** begin Data shown **

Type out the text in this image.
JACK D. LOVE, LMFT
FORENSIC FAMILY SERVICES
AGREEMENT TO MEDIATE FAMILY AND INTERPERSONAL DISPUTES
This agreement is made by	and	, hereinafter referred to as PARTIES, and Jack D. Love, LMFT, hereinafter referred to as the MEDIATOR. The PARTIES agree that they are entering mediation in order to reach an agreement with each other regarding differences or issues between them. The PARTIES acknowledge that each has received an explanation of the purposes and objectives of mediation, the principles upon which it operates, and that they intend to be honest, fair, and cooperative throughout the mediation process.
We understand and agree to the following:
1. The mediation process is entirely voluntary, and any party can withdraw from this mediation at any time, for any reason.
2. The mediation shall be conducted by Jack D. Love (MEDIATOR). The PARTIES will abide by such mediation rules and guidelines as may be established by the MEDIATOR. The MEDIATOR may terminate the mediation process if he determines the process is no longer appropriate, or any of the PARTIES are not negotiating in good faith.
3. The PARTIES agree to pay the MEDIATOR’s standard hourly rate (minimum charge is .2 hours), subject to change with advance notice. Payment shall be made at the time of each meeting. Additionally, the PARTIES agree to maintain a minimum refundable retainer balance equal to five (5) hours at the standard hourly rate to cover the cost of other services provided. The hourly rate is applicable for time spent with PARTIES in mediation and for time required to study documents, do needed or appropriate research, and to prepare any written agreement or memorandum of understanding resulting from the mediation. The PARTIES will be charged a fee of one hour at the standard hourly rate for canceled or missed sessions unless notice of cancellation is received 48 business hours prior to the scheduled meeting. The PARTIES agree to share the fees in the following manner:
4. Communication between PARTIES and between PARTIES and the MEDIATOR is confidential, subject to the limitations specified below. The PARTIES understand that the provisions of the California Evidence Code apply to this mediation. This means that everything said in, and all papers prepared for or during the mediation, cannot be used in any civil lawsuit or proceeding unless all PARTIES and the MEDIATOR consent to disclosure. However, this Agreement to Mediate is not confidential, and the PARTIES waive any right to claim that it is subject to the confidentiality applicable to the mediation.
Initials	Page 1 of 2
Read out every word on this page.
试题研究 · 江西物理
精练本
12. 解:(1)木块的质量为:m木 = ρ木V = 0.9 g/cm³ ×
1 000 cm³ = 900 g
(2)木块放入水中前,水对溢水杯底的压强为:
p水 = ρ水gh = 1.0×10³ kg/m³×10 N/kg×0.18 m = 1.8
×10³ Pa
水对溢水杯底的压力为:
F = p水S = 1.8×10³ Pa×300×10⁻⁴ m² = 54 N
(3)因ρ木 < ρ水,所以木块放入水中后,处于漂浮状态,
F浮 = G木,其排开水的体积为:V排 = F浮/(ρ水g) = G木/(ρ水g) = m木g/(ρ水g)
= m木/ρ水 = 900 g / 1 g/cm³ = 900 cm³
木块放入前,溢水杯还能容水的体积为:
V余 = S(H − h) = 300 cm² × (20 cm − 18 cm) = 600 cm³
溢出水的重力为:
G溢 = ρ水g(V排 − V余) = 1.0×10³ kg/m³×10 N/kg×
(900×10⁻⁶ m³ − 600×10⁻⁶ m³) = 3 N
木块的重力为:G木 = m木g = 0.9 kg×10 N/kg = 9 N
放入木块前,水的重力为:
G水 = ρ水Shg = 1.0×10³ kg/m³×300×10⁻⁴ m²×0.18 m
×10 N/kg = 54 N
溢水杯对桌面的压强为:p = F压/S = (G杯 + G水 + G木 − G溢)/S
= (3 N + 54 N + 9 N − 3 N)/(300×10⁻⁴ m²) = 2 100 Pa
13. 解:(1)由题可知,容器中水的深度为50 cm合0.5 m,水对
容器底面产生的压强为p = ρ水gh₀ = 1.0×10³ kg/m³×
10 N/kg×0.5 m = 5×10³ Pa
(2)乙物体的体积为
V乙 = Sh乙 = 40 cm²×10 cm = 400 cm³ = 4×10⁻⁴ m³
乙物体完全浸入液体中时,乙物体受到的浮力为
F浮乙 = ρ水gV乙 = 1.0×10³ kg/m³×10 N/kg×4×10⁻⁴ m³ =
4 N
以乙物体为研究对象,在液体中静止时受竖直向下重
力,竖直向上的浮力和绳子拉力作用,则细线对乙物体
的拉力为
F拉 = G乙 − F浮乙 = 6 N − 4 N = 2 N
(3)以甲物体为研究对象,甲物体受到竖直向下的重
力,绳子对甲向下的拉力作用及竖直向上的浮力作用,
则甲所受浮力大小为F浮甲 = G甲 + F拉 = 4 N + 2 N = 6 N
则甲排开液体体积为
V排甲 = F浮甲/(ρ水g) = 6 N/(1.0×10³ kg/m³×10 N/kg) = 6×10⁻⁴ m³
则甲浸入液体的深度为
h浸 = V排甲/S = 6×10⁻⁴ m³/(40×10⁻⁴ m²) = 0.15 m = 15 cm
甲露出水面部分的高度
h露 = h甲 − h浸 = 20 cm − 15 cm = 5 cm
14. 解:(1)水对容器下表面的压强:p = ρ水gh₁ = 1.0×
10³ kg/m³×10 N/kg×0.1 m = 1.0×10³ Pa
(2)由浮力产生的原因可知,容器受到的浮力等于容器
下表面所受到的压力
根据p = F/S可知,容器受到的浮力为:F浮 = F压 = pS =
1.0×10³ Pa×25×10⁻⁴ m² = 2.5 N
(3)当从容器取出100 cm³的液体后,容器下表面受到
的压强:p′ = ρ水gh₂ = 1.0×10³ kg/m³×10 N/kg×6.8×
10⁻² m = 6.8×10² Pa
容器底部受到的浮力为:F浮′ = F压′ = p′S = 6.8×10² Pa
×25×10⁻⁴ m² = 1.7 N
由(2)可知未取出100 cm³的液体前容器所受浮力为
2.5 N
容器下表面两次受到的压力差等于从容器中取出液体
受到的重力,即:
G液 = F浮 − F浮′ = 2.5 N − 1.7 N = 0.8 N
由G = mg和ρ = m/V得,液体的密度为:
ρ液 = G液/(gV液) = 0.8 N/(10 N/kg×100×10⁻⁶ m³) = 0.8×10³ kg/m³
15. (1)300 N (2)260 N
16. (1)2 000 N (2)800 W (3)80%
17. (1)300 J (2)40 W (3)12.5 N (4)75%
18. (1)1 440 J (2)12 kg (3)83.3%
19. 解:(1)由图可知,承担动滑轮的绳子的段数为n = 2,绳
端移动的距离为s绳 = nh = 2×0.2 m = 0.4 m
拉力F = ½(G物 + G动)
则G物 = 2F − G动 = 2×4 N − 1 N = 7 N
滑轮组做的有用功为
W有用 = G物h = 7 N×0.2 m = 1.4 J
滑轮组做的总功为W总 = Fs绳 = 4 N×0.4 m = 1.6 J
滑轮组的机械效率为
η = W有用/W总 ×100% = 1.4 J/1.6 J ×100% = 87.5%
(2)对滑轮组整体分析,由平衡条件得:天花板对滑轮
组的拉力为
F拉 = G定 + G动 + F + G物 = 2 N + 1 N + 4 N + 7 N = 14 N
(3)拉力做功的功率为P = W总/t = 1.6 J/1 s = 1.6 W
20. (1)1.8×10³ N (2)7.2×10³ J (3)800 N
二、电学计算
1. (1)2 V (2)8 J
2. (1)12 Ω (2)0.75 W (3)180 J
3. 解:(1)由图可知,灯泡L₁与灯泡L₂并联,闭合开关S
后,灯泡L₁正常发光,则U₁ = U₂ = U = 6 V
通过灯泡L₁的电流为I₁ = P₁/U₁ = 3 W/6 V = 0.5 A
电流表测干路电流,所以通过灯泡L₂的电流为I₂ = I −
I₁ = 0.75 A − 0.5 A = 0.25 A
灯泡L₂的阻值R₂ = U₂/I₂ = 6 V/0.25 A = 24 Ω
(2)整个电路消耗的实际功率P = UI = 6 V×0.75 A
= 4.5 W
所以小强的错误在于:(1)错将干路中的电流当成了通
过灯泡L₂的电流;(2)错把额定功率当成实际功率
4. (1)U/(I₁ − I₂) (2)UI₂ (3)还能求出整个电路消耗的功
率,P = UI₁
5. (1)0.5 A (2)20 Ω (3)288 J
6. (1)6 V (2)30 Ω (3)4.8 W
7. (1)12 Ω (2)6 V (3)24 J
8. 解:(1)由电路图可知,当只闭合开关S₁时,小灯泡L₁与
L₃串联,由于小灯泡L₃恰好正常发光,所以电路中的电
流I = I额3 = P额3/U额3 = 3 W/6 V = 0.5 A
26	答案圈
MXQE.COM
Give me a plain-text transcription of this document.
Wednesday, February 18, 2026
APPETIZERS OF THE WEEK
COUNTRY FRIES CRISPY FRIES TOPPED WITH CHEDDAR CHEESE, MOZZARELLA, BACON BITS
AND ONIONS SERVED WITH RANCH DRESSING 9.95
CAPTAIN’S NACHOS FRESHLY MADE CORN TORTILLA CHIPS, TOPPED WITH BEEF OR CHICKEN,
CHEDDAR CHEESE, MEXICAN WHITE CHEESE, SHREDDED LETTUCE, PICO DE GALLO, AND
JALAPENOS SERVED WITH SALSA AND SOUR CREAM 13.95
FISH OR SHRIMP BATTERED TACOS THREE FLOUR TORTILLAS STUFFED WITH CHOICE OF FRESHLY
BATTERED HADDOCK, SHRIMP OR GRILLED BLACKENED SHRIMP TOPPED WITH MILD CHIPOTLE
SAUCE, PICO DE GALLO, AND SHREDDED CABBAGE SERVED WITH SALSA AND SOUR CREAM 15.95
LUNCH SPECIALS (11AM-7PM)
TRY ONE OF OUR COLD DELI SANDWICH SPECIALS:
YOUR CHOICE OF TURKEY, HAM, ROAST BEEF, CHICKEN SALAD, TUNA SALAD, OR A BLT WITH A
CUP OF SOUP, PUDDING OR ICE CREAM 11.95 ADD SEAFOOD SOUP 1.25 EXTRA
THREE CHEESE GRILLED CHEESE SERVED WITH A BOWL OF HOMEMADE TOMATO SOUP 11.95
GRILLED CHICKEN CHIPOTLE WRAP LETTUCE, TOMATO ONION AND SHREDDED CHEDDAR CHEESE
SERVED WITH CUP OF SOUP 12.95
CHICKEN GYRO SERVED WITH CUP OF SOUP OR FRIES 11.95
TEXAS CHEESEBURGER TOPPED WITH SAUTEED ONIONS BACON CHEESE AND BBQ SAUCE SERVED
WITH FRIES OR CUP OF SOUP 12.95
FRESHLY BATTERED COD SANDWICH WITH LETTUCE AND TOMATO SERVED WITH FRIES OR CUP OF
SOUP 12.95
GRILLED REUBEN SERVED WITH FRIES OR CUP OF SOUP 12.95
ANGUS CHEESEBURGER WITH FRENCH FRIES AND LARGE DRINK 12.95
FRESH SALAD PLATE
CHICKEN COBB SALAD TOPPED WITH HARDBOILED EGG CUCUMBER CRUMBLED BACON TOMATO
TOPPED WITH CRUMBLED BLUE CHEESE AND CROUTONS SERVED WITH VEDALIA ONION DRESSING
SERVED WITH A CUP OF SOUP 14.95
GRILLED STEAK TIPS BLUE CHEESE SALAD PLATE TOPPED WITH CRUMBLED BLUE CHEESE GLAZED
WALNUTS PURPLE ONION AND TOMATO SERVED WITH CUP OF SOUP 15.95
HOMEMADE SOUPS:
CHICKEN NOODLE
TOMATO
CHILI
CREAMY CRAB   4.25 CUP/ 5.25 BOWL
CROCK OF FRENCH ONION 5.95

** end Data shown **

In the records above, how many lines contain the word "CHICKEN"? Give the number alone.

6